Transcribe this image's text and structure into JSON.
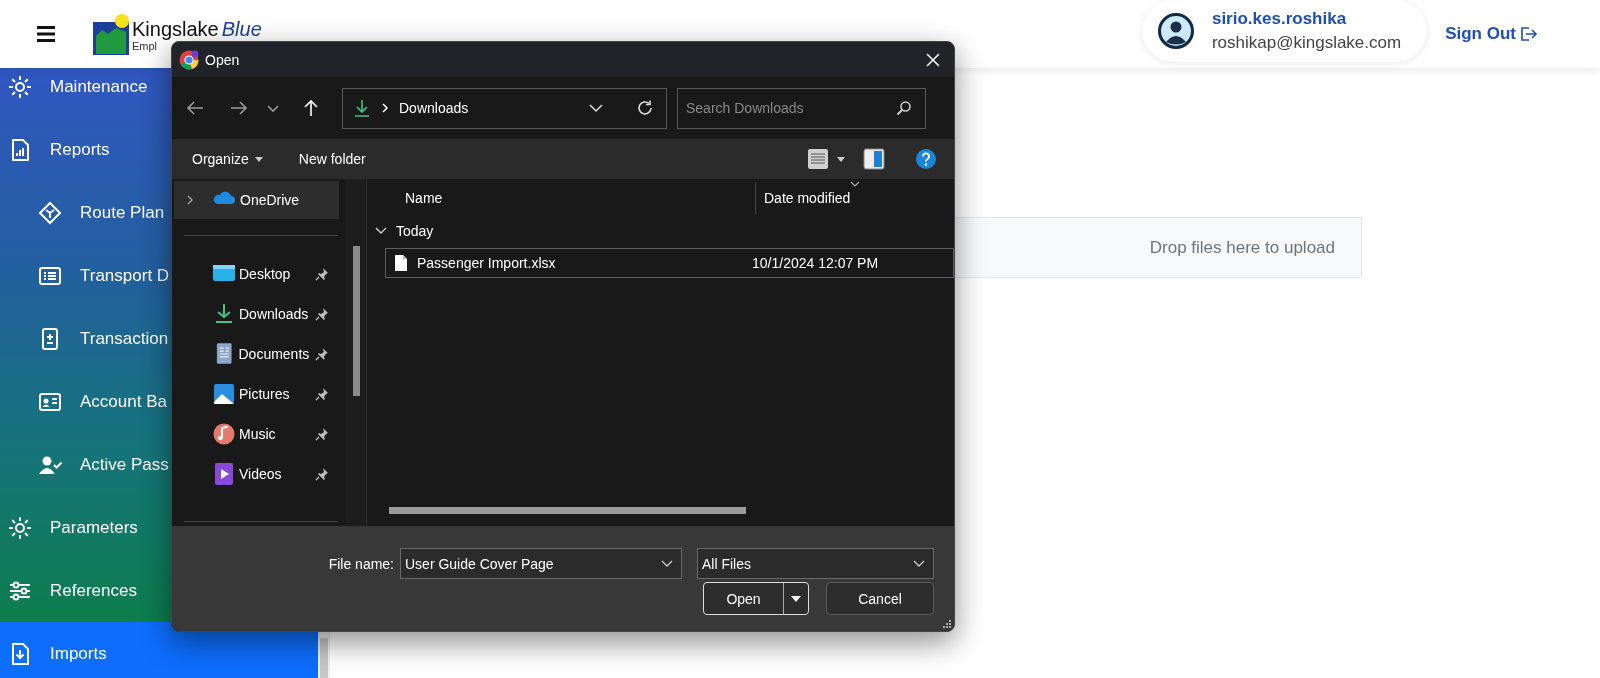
{
  "header": {
    "logo": {
      "name": "Kingslake",
      "accent": "Blue",
      "tagline": "Empl"
    },
    "user": {
      "name": "sirio.kes.roshika",
      "email": "roshikap@kingslake.com"
    },
    "sign_out": "Sign Out"
  },
  "sidebar": {
    "items": [
      {
        "label": "Maintenance",
        "selected": false
      },
      {
        "label": "Reports",
        "selected": false,
        "children": [
          {
            "label": "Route Plan",
            "selected": false
          },
          {
            "label": "Transport D",
            "selected": false
          },
          {
            "label": "Transaction",
            "selected": false
          },
          {
            "label": "Account Ba",
            "selected": false
          },
          {
            "label": "Active Pass",
            "selected": false
          }
        ]
      },
      {
        "label": "Parameters",
        "selected": false
      },
      {
        "label": "References",
        "selected": false
      },
      {
        "label": "Imports",
        "selected": true
      }
    ]
  },
  "upload": {
    "hint": "Drop files here to upload"
  },
  "dialog": {
    "title": "Open",
    "address": {
      "path": "Downloads"
    },
    "search": {
      "placeholder": "Search Downloads"
    },
    "toolbar": [
      "Organize",
      "New folder"
    ],
    "nav_pane": [
      {
        "label": "OneDrive",
        "kind": "root",
        "selected": true
      },
      {
        "label": "Desktop",
        "kind": "pinned",
        "selected": false
      },
      {
        "label": "Downloads",
        "kind": "pinned",
        "selected": false
      },
      {
        "label": "Documents",
        "kind": "pinned",
        "selected": false
      },
      {
        "label": "Pictures",
        "kind": "pinned",
        "selected": false
      },
      {
        "label": "Music",
        "kind": "pinned",
        "selected": false
      },
      {
        "label": "Videos",
        "kind": "pinned",
        "selected": false
      }
    ],
    "columns": [
      "Name",
      "Date modified"
    ],
    "groups": [
      {
        "label": "Today",
        "expanded": true,
        "files": [
          {
            "name": "Passenger Import.xlsx",
            "date": "10/1/2024 12:07 PM",
            "selected": false,
            "focused": true
          }
        ]
      }
    ],
    "file_name": {
      "label": "File name:",
      "value": "User Guide Cover Page"
    },
    "file_type": {
      "value": "All Files"
    },
    "buttons": [
      {
        "label": "Open",
        "kind": "split"
      },
      {
        "label": "Cancel",
        "kind": "plain"
      }
    ]
  }
}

§ Problem details
Leave out the pictures and copy every record above exactly.

§ Task solution
Transcribe this image's text and structure into JSON.
{
  "header": {
    "logo": {
      "name": "Kingslake",
      "accent": "Blue",
      "tagline": "Empl"
    },
    "user": {
      "name": "sirio.kes.roshika",
      "email": "roshikap@kingslake.com"
    },
    "sign_out": "Sign Out"
  },
  "sidebar": {
    "items": [
      {
        "label": "Maintenance",
        "selected": false
      },
      {
        "label": "Reports",
        "selected": false,
        "children": [
          {
            "label": "Route Plan",
            "selected": false
          },
          {
            "label": "Transport D",
            "selected": false
          },
          {
            "label": "Transaction",
            "selected": false
          },
          {
            "label": "Account Ba",
            "selected": false
          },
          {
            "label": "Active Pass",
            "selected": false
          }
        ]
      },
      {
        "label": "Parameters",
        "selected": false
      },
      {
        "label": "References",
        "selected": false
      },
      {
        "label": "Imports",
        "selected": true
      }
    ]
  },
  "upload": {
    "hint": "Drop files here to upload"
  },
  "dialog": {
    "title": "Open",
    "address": {
      "path": "Downloads"
    },
    "search": {
      "placeholder": "Search Downloads"
    },
    "toolbar": [
      "Organize",
      "New folder"
    ],
    "nav_pane": [
      {
        "label": "OneDrive",
        "kind": "root",
        "selected": true
      },
      {
        "label": "Desktop",
        "kind": "pinned",
        "selected": false
      },
      {
        "label": "Downloads",
        "kind": "pinned",
        "selected": false
      },
      {
        "label": "Documents",
        "kind": "pinned",
        "selected": false
      },
      {
        "label": "Pictures",
        "kind": "pinned",
        "selected": false
      },
      {
        "label": "Music",
        "kind": "pinned",
        "selected": false
      },
      {
        "label": "Videos",
        "kind": "pinned",
        "selected": false
      }
    ],
    "columns": [
      "Name",
      "Date modified"
    ],
    "groups": [
      {
        "label": "Today",
        "expanded": true,
        "files": [
          {
            "name": "Passenger Import.xlsx",
            "date": "10/1/2024 12:07 PM",
            "selected": false,
            "focused": true
          }
        ]
      }
    ],
    "file_name": {
      "label": "File name:",
      "value": "User Guide Cover Page"
    },
    "file_type": {
      "value": "All Files"
    },
    "buttons": [
      {
        "label": "Open",
        "kind": "split"
      },
      {
        "label": "Cancel",
        "kind": "plain"
      }
    ]
  }
}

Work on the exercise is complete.